> Task brief: Determine the number of lines where "Mingming" occurs and reply with that number by itself.

Data excerpts
● ● ● ● ●
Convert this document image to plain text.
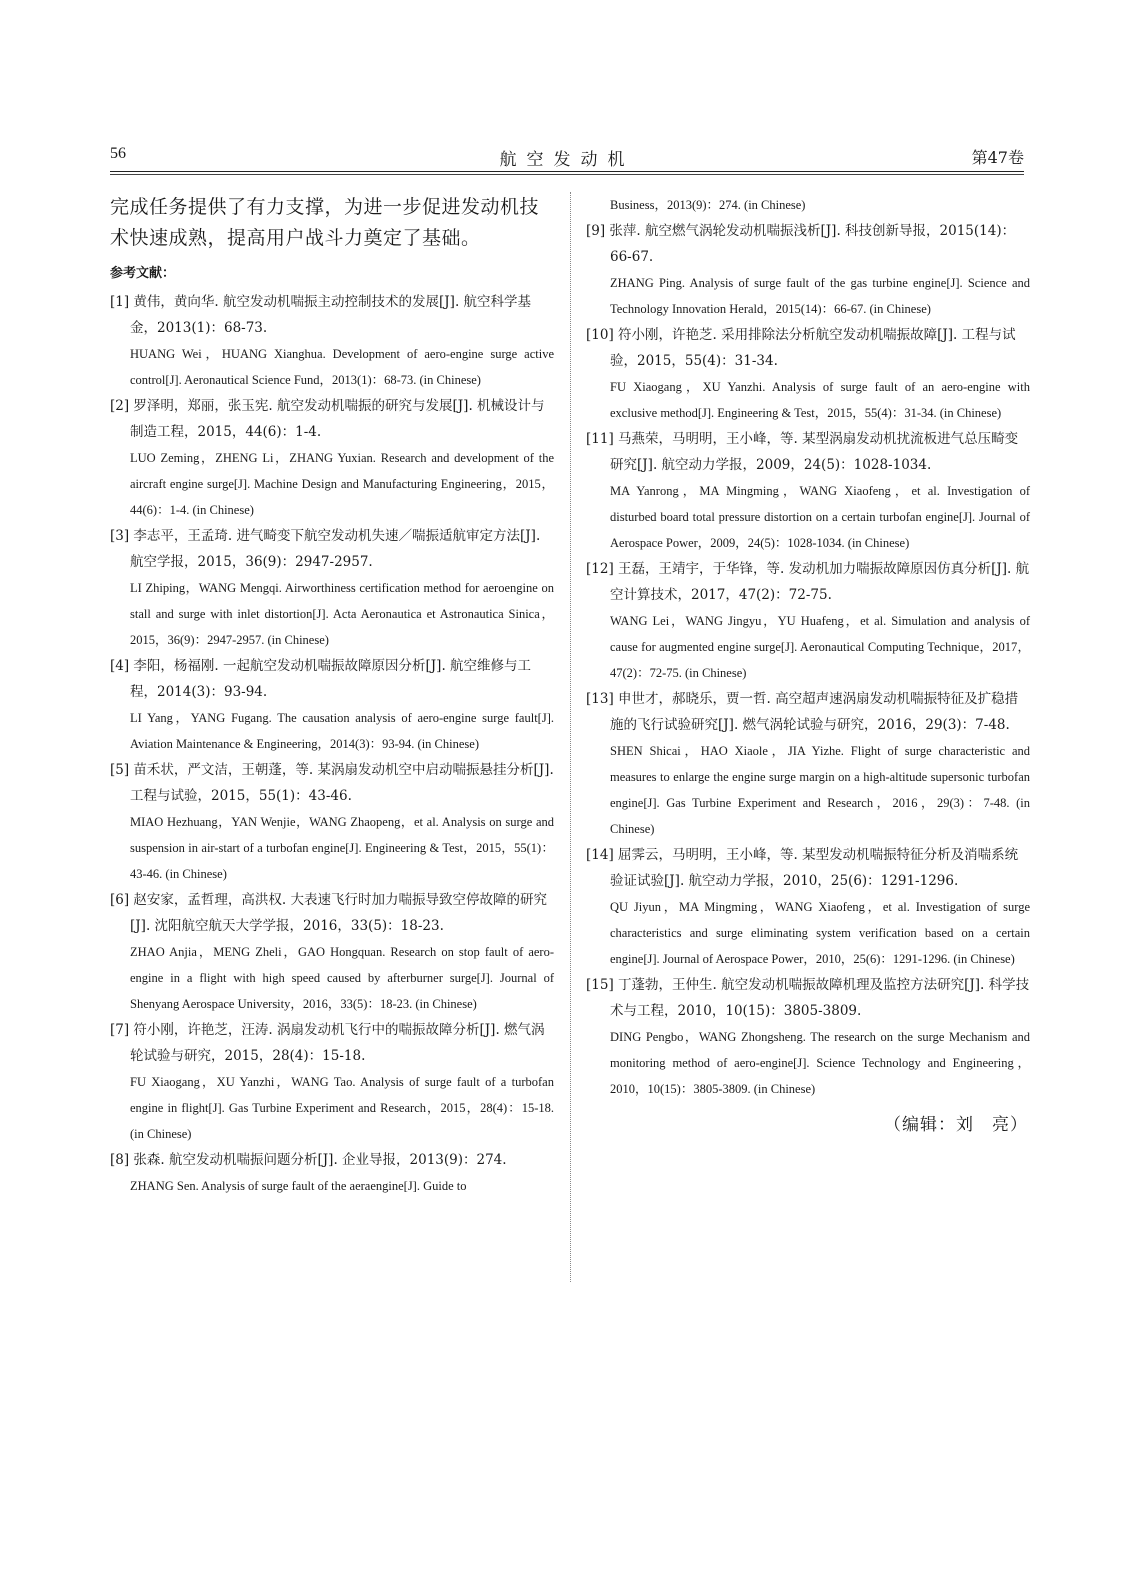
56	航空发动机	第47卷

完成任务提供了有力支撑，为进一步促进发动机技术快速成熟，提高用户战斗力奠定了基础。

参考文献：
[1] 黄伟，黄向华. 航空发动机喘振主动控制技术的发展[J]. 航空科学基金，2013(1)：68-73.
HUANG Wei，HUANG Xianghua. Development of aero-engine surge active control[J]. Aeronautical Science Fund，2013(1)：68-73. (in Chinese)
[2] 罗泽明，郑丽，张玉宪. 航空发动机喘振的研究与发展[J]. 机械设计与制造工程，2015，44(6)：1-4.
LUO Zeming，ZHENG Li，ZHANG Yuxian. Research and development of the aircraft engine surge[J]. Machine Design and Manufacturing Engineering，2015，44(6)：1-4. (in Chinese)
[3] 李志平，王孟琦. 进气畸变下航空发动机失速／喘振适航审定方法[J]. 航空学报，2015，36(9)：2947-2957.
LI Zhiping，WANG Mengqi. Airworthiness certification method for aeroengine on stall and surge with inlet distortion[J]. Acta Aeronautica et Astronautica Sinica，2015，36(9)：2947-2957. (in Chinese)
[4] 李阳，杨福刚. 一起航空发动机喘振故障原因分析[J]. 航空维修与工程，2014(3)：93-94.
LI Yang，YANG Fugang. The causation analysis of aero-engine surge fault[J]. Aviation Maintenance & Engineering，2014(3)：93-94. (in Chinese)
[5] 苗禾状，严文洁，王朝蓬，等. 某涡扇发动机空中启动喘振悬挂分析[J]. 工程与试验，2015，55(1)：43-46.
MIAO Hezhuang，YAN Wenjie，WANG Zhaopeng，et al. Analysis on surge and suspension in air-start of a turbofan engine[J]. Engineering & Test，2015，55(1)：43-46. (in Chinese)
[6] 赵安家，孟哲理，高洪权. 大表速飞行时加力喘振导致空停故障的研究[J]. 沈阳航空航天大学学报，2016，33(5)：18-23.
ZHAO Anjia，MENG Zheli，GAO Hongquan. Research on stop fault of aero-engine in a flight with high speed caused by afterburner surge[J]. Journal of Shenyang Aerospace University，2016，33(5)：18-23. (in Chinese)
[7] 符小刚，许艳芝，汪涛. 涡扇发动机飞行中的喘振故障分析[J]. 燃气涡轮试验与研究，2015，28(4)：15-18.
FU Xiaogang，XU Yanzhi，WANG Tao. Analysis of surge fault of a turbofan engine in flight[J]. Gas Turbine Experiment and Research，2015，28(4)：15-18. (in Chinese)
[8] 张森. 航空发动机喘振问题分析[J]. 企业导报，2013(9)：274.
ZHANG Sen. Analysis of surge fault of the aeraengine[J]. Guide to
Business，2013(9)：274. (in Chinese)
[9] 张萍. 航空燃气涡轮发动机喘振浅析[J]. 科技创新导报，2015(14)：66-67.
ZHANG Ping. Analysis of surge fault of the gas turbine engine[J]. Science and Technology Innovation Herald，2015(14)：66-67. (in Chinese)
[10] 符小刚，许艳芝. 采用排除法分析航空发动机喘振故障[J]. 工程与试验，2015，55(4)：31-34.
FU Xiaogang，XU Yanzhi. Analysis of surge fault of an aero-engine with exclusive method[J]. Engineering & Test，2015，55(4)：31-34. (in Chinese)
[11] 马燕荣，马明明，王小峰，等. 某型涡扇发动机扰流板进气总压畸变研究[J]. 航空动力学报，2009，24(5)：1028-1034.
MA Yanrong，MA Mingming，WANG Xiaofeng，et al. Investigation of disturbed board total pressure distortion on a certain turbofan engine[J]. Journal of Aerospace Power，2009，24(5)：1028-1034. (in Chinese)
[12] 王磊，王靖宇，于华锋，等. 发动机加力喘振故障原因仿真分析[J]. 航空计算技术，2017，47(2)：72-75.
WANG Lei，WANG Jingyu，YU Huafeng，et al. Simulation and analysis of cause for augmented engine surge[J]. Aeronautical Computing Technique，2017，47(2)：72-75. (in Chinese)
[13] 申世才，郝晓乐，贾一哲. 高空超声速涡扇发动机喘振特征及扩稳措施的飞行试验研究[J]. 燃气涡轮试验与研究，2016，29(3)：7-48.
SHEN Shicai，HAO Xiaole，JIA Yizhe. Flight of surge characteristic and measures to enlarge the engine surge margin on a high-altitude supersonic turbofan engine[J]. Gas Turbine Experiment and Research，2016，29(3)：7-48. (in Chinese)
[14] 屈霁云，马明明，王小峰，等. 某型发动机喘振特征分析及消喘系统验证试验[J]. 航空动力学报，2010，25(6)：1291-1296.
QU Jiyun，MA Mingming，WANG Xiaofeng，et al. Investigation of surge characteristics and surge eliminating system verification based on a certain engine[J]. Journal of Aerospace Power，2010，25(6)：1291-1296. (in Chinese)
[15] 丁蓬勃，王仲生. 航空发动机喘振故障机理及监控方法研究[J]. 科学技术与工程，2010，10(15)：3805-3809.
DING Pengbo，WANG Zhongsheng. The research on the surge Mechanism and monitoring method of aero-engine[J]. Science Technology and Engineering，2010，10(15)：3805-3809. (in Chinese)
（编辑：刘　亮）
● ● ● ● ●
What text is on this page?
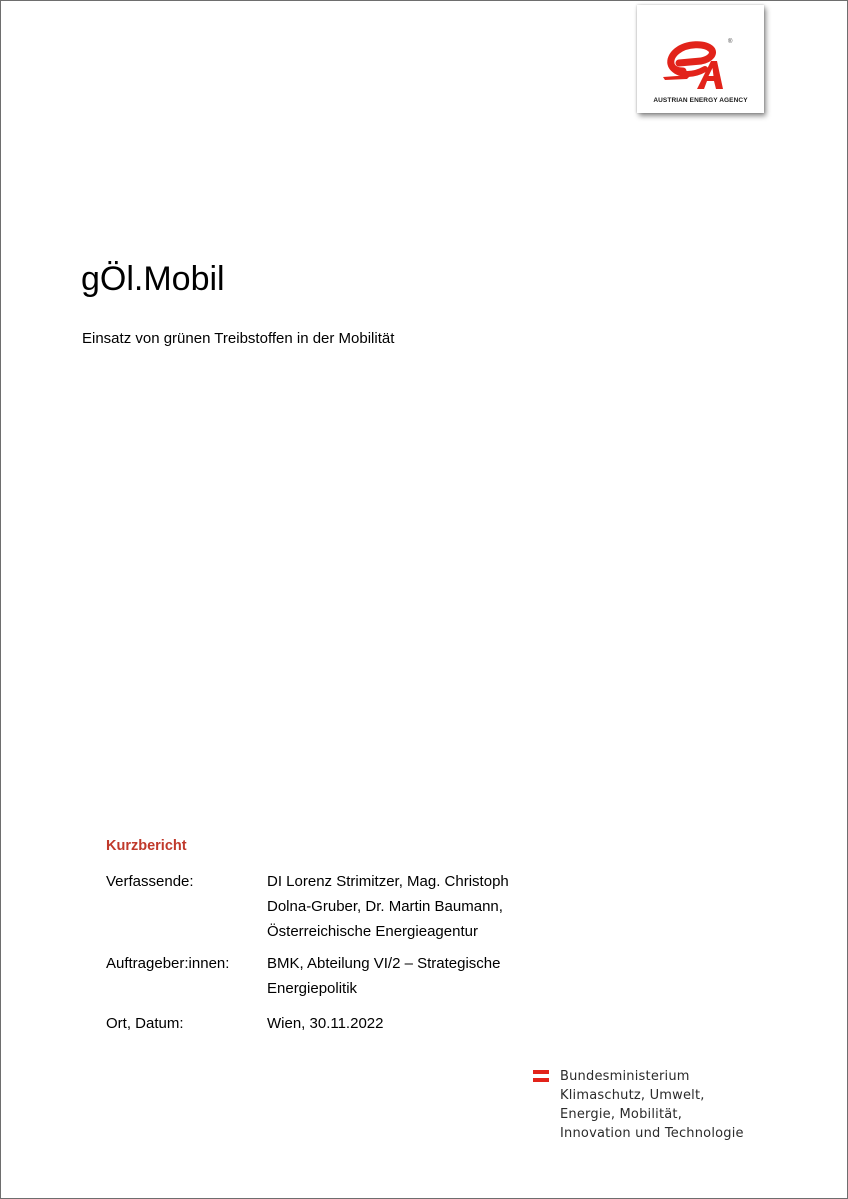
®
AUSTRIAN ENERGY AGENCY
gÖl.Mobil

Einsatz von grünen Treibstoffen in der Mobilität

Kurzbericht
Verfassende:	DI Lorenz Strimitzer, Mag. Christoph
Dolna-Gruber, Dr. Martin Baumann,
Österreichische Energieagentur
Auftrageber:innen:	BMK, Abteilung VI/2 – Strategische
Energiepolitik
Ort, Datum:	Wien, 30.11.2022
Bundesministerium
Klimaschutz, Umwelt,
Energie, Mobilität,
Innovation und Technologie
● ● ● ● ●
> Answer to the task: 2